Extracted records:
• • • • •
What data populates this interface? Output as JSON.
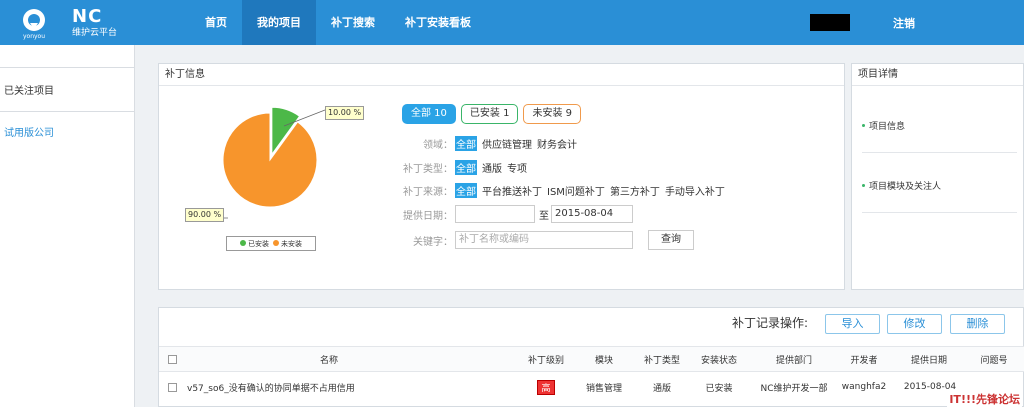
{
  "header": {
    "brand": "NC",
    "brand_sub": "维护云平台",
    "logo_caption": "yonyou",
    "nav": [
      "首页",
      "我的项目",
      "补丁搜索",
      "补丁安装看板"
    ],
    "active_nav": 1,
    "logout": "注销"
  },
  "sidebar": {
    "items": [
      "已关注项目",
      "试用版公司"
    ]
  },
  "patch_info": {
    "title": "补丁信息",
    "filter_buttons": {
      "all": "全部 10",
      "installed": "已安装 1",
      "not_installed": "未安装 9"
    },
    "domain_label": "领域：",
    "domain_tags": [
      "全部",
      "供应链管理",
      "财务会计"
    ],
    "type_label": "补丁类型：",
    "type_tags": [
      "全部",
      "通版",
      "专项"
    ],
    "source_label": "补丁来源：",
    "source_tags": [
      "全部",
      "平台推送补丁",
      "ISM问题补丁",
      "第三方补丁",
      "手动导入补丁"
    ],
    "date_label": "提供日期：",
    "date_from": "",
    "date_sep": "至",
    "date_to": "2015-08-04",
    "keyword_label": "关键字：",
    "keyword_placeholder": "补丁名称或编码",
    "query_button": "查询",
    "pie_callouts": {
      "installed": "10.00 %",
      "not_installed": "90.00 %"
    },
    "legend": {
      "installed": "已安装",
      "not_installed": "未安装"
    },
    "colors": {
      "installed": "#4cb848",
      "not_installed": "#f7952c"
    }
  },
  "chart_data": {
    "type": "pie",
    "labels": [
      "已安装",
      "未安装"
    ],
    "values": [
      10.0,
      90.0
    ]
  },
  "project_detail": {
    "title": "项目详情",
    "items": [
      "项目信息",
      "项目模块及关注人"
    ]
  },
  "records": {
    "ops_label": "补丁记录操作:",
    "buttons": {
      "import": "导入",
      "edit": "修改",
      "delete": "删除"
    },
    "columns": [
      "名称",
      "补丁级别",
      "模块",
      "补丁类型",
      "安装状态",
      "提供部门",
      "开发者",
      "提供日期",
      "问题号"
    ],
    "rows": [
      {
        "name": "v57_so6_没有确认的协同单据不占用信用",
        "level": "高",
        "module": "销售管理",
        "type": "通版",
        "status": "已安装",
        "dept": "NC维护开发一部",
        "developer": "wanghfa2",
        "date": "2015-08-04",
        "issue": ""
      }
    ]
  },
  "watermark": "IT!!!先锋论坛"
}
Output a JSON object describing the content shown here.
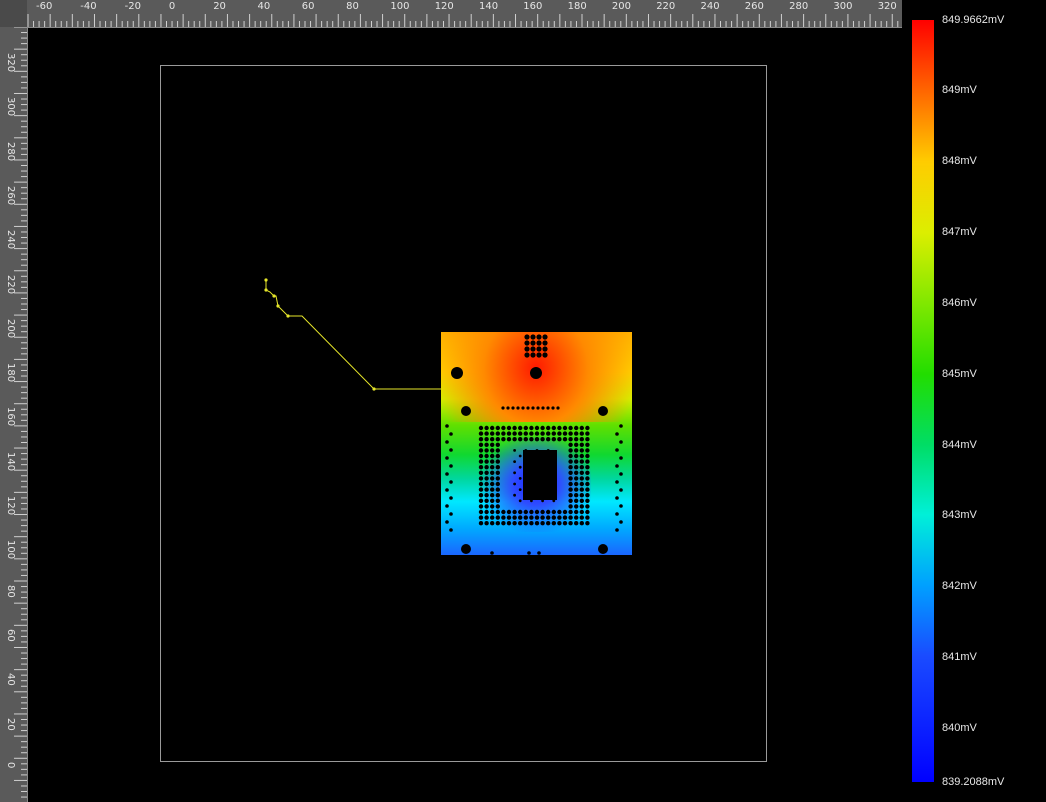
{
  "rulers": {
    "top_labels": [
      "-60",
      "-40",
      "-20",
      "0",
      "20",
      "40",
      "60",
      "80",
      "100",
      "120",
      "140",
      "160",
      "180",
      "200",
      "220",
      "240",
      "260",
      "280",
      "300",
      "320"
    ],
    "left_labels": [
      "320",
      "300",
      "280",
      "260",
      "240",
      "220",
      "200",
      "180",
      "160",
      "140",
      "120",
      "100",
      "80",
      "60",
      "40",
      "20",
      "0"
    ]
  },
  "colorbar": {
    "max_label": "849.9662mV",
    "min_label": "839.2088mV",
    "tick_labels": [
      "849mV",
      "848mV",
      "847mV",
      "846mV",
      "845mV",
      "844mV",
      "843mV",
      "842mV",
      "841mV",
      "840mV"
    ],
    "colors": {
      "max": "#ff0000",
      "mid": "#22dd00",
      "min": "#0000ff"
    }
  },
  "canvas": {
    "background": "#000000",
    "outline_color": "#9a9a9a",
    "trace_color": "#e6e62a"
  }
}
• • • • •
EXERCISE BRIEF: Without including any picture, repeat the data exactly.

ANSWER TO THE EXERCISE:
What data populates this interface? Output as JSON.
{
  "header": {
    "brand": "NC",
    "brand_sub": "维护云平台",
    "logo_caption": "yonyou",
    "nav": [
      "首页",
      "我的项目",
      "补丁搜索",
      "补丁安装看板"
    ],
    "active_nav": 1,
    "logout": "注销"
  },
  "sidebar": {
    "items": [
      "已关注项目",
      "试用版公司"
    ]
  },
  "patch_info": {
    "title": "补丁信息",
    "filter_buttons": {
      "all": "全部 10",
      "installed": "已安装 1",
      "not_installed": "未安装 9"
    },
    "domain_label": "领域：",
    "domain_tags": [
      "全部",
      "供应链管理",
      "财务会计"
    ],
    "type_label": "补丁类型：",
    "type_tags": [
      "全部",
      "通版",
      "专项"
    ],
    "source_label": "补丁来源：",
    "source_tags": [
      "全部",
      "平台推送补丁",
      "ISM问题补丁",
      "第三方补丁",
      "手动导入补丁"
    ],
    "date_label": "提供日期：",
    "date_from": "",
    "date_sep": "至",
    "date_to": "2015-08-04",
    "keyword_label": "关键字：",
    "keyword_placeholder": "补丁名称或编码",
    "query_button": "查询",
    "pie_callouts": {
      "installed": "10.00 %",
      "not_installed": "90.00 %"
    },
    "legend": {
      "installed": "已安装",
      "not_installed": "未安装"
    },
    "colors": {
      "installed": "#4cb848",
      "not_installed": "#f7952c"
    }
  },
  "chart_data": {
    "type": "pie",
    "labels": [
      "已安装",
      "未安装"
    ],
    "values": [
      10.0,
      90.0
    ]
  },
  "project_detail": {
    "title": "项目详情",
    "items": [
      "项目信息",
      "项目模块及关注人"
    ]
  },
  "records": {
    "ops_label": "补丁记录操作:",
    "buttons": {
      "import": "导入",
      "edit": "修改",
      "delete": "删除"
    },
    "columns": [
      "名称",
      "补丁级别",
      "模块",
      "补丁类型",
      "安装状态",
      "提供部门",
      "开发者",
      "提供日期",
      "问题号"
    ],
    "rows": [
      {
        "name": "v57_so6_没有确认的协同单据不占用信用",
        "level": "高",
        "module": "销售管理",
        "type": "通版",
        "status": "已安装",
        "dept": "NC维护开发一部",
        "developer": "wanghfa2",
        "date": "2015-08-04",
        "issue": ""
      }
    ]
  },
  "watermark": "IT!!!先锋论坛"
}
Output a JSON object describing the content shown here.
{
  "rulers": {
    "top_labels": [
      "-60",
      "-40",
      "-20",
      "0",
      "20",
      "40",
      "60",
      "80",
      "100",
      "120",
      "140",
      "160",
      "180",
      "200",
      "220",
      "240",
      "260",
      "280",
      "300",
      "320"
    ],
    "left_labels": [
      "320",
      "300",
      "280",
      "260",
      "240",
      "220",
      "200",
      "180",
      "160",
      "140",
      "120",
      "100",
      "80",
      "60",
      "40",
      "20",
      "0"
    ]
  },
  "colorbar": {
    "max_label": "849.9662mV",
    "min_label": "839.2088mV",
    "tick_labels": [
      "849mV",
      "848mV",
      "847mV",
      "846mV",
      "845mV",
      "844mV",
      "843mV",
      "842mV",
      "841mV",
      "840mV"
    ],
    "colors": {
      "max": "#ff0000",
      "mid": "#22dd00",
      "min": "#0000ff"
    }
  },
  "canvas": {
    "background": "#000000",
    "outline_color": "#9a9a9a",
    "trace_color": "#e6e62a"
  }
}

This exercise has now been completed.